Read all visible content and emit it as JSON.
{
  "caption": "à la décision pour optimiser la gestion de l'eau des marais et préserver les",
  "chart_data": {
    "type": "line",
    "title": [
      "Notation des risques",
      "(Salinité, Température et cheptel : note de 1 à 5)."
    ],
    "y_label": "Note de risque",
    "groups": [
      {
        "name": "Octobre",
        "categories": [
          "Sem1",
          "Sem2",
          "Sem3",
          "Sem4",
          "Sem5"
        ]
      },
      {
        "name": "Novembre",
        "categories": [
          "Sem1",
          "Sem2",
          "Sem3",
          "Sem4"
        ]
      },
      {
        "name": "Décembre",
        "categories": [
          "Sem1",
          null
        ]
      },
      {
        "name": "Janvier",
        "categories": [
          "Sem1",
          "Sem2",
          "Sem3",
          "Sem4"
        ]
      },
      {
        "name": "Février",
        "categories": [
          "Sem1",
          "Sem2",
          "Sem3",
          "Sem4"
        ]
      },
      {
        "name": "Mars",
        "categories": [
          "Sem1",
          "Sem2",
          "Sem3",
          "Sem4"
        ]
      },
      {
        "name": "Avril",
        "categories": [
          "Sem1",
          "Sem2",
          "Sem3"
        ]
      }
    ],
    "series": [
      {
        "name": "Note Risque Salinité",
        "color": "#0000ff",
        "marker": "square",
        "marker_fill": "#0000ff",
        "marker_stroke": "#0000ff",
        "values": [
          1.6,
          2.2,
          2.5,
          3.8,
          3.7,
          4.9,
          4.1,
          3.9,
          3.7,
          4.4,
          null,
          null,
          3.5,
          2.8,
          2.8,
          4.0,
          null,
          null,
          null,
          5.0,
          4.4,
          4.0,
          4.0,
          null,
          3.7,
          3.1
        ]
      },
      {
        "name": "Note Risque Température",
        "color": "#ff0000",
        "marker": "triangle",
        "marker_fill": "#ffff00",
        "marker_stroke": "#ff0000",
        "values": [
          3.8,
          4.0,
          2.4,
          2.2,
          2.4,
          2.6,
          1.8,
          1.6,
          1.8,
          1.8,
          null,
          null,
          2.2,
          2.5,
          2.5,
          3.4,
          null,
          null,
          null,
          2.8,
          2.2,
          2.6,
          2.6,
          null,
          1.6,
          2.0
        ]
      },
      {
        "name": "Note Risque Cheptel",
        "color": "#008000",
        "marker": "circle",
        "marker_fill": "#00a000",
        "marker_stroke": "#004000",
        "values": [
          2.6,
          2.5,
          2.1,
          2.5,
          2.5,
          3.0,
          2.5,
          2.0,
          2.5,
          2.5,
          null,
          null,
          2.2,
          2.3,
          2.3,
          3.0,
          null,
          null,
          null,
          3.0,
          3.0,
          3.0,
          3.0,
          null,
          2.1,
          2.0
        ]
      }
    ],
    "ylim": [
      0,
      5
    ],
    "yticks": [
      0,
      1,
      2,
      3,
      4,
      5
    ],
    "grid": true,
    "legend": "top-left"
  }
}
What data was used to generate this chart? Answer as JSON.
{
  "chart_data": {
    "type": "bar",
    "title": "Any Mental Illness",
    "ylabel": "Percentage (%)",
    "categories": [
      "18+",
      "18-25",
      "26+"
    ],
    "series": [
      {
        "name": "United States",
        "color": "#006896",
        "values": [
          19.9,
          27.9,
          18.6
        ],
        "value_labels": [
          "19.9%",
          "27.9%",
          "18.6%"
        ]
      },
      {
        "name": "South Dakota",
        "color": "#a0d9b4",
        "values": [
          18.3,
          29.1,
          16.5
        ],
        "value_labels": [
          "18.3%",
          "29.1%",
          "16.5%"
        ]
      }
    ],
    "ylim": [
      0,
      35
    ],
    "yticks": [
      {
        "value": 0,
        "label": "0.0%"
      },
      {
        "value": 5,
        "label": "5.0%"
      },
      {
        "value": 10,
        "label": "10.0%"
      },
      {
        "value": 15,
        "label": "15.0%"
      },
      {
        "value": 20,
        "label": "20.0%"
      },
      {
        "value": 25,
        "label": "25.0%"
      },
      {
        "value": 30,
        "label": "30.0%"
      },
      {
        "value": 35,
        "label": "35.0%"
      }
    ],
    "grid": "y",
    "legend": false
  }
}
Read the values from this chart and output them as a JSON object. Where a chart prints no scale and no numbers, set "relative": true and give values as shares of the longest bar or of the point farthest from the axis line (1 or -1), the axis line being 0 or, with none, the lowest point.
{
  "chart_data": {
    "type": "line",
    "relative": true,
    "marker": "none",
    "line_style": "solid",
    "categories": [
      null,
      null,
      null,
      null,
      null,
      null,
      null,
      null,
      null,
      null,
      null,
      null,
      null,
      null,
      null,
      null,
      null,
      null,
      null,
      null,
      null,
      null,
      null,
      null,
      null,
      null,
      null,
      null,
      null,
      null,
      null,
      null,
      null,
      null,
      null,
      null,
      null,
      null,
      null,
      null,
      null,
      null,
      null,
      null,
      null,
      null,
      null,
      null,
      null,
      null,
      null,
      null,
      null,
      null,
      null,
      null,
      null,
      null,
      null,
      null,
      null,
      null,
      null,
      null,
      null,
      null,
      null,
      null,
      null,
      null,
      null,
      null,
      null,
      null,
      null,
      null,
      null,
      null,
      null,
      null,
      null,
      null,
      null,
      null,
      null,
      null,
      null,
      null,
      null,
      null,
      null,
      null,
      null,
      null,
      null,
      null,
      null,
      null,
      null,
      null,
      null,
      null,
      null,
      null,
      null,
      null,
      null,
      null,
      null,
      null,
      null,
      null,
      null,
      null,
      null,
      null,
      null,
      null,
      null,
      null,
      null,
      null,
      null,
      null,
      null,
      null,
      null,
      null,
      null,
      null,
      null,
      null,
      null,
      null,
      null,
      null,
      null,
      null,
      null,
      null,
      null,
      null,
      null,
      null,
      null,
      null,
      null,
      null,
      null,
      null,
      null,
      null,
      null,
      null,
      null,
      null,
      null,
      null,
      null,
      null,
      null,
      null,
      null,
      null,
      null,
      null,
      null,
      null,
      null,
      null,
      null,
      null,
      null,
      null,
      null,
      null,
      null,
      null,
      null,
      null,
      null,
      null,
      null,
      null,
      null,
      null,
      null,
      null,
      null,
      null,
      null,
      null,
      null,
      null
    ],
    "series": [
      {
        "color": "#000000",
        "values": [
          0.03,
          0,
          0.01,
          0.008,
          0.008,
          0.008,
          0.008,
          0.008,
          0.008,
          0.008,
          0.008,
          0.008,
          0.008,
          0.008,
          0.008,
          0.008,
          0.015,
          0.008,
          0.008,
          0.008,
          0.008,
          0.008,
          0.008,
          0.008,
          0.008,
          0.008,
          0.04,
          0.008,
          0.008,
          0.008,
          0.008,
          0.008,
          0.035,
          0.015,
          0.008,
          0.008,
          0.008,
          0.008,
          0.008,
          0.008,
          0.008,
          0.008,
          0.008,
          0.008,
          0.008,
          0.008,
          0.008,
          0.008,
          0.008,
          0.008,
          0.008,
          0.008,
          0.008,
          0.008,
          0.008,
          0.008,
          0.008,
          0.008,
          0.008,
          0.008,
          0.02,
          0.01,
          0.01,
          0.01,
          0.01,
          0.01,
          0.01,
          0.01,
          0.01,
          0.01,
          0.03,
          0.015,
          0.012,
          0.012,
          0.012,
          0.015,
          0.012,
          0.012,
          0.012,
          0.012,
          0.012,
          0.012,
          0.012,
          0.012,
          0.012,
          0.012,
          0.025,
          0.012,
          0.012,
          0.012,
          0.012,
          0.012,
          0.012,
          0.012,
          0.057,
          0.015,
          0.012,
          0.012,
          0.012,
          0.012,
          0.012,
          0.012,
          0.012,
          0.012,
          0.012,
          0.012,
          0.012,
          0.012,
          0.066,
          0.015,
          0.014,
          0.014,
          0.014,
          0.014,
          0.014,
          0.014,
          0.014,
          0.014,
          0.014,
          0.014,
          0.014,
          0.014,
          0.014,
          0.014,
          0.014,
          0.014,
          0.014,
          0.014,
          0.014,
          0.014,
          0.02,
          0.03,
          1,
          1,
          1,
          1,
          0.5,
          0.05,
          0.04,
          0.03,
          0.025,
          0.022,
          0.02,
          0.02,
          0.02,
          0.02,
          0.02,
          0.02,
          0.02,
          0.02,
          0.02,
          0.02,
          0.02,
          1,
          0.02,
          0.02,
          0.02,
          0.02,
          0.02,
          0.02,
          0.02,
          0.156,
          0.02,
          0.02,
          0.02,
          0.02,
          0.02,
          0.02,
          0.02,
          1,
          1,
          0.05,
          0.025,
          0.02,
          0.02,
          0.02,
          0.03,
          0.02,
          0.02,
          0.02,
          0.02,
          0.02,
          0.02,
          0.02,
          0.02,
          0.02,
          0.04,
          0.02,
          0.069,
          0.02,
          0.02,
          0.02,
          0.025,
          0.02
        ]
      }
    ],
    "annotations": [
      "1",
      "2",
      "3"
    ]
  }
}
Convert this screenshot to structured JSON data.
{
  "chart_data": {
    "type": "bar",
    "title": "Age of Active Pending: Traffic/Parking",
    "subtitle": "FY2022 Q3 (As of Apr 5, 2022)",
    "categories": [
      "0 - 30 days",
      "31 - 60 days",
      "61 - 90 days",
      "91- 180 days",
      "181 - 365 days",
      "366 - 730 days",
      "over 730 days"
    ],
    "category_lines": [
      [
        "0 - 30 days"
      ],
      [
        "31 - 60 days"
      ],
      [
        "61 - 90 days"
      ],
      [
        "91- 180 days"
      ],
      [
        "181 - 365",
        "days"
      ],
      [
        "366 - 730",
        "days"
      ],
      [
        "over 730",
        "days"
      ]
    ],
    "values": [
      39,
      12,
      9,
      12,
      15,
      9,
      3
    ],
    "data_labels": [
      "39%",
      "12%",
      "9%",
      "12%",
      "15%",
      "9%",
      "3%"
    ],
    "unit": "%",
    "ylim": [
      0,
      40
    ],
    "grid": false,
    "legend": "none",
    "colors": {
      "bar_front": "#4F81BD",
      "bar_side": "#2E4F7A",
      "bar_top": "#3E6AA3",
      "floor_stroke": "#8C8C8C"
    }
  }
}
☆ ☆ ☆ ☆
Job
In the entries above, some lines may contain the string "legend"; report how many, without additional comment.

Correct answer
3